++++ Material for the task ++++

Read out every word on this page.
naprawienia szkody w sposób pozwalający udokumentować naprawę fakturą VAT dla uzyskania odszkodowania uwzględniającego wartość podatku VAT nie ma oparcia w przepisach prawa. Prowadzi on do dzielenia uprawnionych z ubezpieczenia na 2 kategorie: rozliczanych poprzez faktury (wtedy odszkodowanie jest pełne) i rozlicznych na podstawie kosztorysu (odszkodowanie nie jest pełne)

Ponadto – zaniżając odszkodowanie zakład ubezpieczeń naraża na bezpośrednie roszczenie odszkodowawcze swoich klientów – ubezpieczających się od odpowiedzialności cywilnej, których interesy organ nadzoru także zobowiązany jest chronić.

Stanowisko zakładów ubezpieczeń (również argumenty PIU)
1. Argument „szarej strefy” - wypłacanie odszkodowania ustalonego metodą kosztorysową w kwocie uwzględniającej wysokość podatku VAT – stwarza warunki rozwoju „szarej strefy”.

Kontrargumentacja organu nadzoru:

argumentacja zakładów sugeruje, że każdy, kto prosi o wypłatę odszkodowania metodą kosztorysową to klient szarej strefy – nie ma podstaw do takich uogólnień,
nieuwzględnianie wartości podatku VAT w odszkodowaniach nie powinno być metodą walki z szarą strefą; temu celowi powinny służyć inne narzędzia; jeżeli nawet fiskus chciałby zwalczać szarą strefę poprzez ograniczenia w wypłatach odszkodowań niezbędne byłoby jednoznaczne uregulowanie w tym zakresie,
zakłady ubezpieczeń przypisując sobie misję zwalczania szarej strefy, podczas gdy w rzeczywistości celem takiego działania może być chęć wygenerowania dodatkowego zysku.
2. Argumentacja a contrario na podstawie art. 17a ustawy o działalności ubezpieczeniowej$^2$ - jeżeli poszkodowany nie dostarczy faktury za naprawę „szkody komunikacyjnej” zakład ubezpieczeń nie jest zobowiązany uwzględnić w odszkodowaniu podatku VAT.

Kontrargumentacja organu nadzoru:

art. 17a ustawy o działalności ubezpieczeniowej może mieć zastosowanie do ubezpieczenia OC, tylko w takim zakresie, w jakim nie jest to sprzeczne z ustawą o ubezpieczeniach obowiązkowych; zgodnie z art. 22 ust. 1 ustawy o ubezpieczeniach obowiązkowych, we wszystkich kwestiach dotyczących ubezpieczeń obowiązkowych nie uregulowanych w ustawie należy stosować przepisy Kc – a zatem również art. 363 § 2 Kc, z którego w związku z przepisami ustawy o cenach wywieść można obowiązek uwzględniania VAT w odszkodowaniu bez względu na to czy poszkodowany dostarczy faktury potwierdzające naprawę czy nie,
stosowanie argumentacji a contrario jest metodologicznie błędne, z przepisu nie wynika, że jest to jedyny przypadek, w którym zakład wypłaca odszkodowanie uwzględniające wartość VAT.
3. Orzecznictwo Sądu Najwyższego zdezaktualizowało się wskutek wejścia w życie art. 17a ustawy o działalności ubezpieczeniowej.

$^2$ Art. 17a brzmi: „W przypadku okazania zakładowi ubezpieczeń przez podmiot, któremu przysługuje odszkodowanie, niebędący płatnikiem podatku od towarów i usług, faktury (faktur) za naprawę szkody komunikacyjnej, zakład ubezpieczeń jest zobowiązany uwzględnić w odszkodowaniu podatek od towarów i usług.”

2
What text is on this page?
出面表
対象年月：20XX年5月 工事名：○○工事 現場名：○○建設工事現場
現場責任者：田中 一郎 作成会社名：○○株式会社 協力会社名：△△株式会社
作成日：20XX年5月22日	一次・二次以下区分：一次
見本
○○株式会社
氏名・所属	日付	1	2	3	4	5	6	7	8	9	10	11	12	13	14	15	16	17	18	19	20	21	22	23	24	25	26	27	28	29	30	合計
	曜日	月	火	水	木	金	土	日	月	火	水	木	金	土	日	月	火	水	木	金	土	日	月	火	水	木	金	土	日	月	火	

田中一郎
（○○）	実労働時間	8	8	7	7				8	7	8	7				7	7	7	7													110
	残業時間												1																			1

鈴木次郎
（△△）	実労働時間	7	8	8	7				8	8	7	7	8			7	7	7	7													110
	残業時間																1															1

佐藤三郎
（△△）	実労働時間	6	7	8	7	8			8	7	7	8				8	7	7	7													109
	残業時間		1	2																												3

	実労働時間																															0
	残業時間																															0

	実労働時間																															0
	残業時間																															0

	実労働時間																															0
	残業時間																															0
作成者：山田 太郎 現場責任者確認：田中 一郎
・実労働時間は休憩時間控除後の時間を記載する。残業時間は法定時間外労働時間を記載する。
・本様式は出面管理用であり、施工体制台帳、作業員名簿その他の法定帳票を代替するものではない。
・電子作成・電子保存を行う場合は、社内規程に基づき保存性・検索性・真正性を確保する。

++++

#### [Written request]
Copy every record exactly, with nothing added or dropped.

#### [Task answer]
Read out every word on this page.
naprawienia szkody w sposób pozwalający udokumentować naprawę fakturą VAT dla uzyskania odszkodowania uwzględniającego wartość podatku VAT nie ma oparcia w przepisach prawa. Prowadzi on do dzielenia uprawnionych z ubezpieczenia na 2 kategorie: rozliczanych poprzez faktury (wtedy odszkodowanie jest pełne) i rozlicznych na podstawie kosztorysu (odszkodowanie nie jest pełne)

Ponadto – zaniżając odszkodowanie zakład ubezpieczeń naraża na bezpośrednie roszczenie odszkodowawcze swoich klientów – ubezpieczających się od odpowiedzialności cywilnej, których interesy organ nadzoru także zobowiązany jest chronić.

Stanowisko zakładów ubezpieczeń (również argumenty PIU)
1. Argument „szarej strefy” - wypłacanie odszkodowania ustalonego metodą kosztorysową w kwocie uwzględniającej wysokość podatku VAT – stwarza warunki rozwoju „szarej strefy”.

Kontrargumentacja organu nadzoru:

argumentacja zakładów sugeruje, że każdy, kto prosi o wypłatę odszkodowania metodą kosztorysową to klient szarej strefy – nie ma podstaw do takich uogólnień,
nieuwzględnianie wartości podatku VAT w odszkodowaniach nie powinno być metodą walki z szarą strefą; temu celowi powinny służyć inne narzędzia; jeżeli nawet fiskus chciałby zwalczać szarą strefę poprzez ograniczenia w wypłatach odszkodowań niezbędne byłoby jednoznaczne uregulowanie w tym zakresie,
zakłady ubezpieczeń przypisując sobie misję zwalczania szarej strefy, podczas gdy w rzeczywistości celem takiego działania może być chęć wygenerowania dodatkowego zysku.
2. Argumentacja a contrario na podstawie art. 17a ustawy o działalności ubezpieczeniowej$^2$ - jeżeli poszkodowany nie dostarczy faktury za naprawę „szkody komunikacyjnej” zakład ubezpieczeń nie jest zobowiązany uwzględnić w odszkodowaniu podatku VAT.

Kontrargumentacja organu nadzoru:

art. 17a ustawy o działalności ubezpieczeniowej może mieć zastosowanie do ubezpieczenia OC, tylko w takim zakresie, w jakim nie jest to sprzeczne z ustawą o ubezpieczeniach obowiązkowych; zgodnie z art. 22 ust. 1 ustawy o ubezpieczeniach obowiązkowych, we wszystkich kwestiach dotyczących ubezpieczeń obowiązkowych nie uregulowanych w ustawie należy stosować przepisy Kc – a zatem również art. 363 § 2 Kc, z którego w związku z przepisami ustawy o cenach wywieść można obowiązek uwzględniania VAT w odszkodowaniu bez względu na to czy poszkodowany dostarczy faktury potwierdzające naprawę czy nie,
stosowanie argumentacji a contrario jest metodologicznie błędne, z przepisu nie wynika, że jest to jedyny przypadek, w którym zakład wypłaca odszkodowanie uwzględniające wartość VAT.
3. Orzecznictwo Sądu Najwyższego zdezaktualizowało się wskutek wejścia w życie art. 17a ustawy o działalności ubezpieczeniowej.

$^2$ Art. 17a brzmi: „W przypadku okazania zakładowi ubezpieczeń przez podmiot, któremu przysługuje odszkodowanie, niebędący płatnikiem podatku od towarów i usług, faktury (faktur) za naprawę szkody komunikacyjnej, zakład ubezpieczeń jest zobowiązany uwzględnić w odszkodowaniu podatek od towarów i usług.”

2
What text is on this page?
出面表
対象年月：20XX年5月 工事名：○○工事 現場名：○○建設工事現場
現場責任者：田中 一郎 作成会社名：○○株式会社 協力会社名：△△株式会社
作成日：20XX年5月22日	一次・二次以下区分：一次
見本
○○株式会社
氏名・所属	日付	1	2	3	4	5	6	7	8	9	10	11	12	13	14	15	16	17	18	19	20	21	22	23	24	25	26	27	28	29	30	合計
	曜日	月	火	水	木	金	土	日	月	火	水	木	金	土	日	月	火	水	木	金	土	日	月	火	水	木	金	土	日	月	火	

田中一郎
（○○）	実労働時間	8	8	7	7				8	7	8	7				7	7	7	7													110
	残業時間												1																			1

鈴木次郎
（△△）	実労働時間	7	8	8	7				8	8	7	7	8			7	7	7	7													110
	残業時間																1															1

佐藤三郎
（△△）	実労働時間	6	7	8	7	8			8	7	7	8				8	7	7	7													109
	残業時間		1	2																												3

	実労働時間																															0
	残業時間																															0

	実労働時間																															0
	残業時間																															0

	実労働時間																															0
	残業時間																															0
作成者：山田 太郎 現場責任者確認：田中 一郎
・実労働時間は休憩時間控除後の時間を記載する。残業時間は法定時間外労働時間を記載する。
・本様式は出面管理用であり、施工体制台帳、作業員名簿その他の法定帳票を代替するものではない。
・電子作成・電子保存を行う場合は、社内規程に基づき保存性・検索性・真正性を確保する。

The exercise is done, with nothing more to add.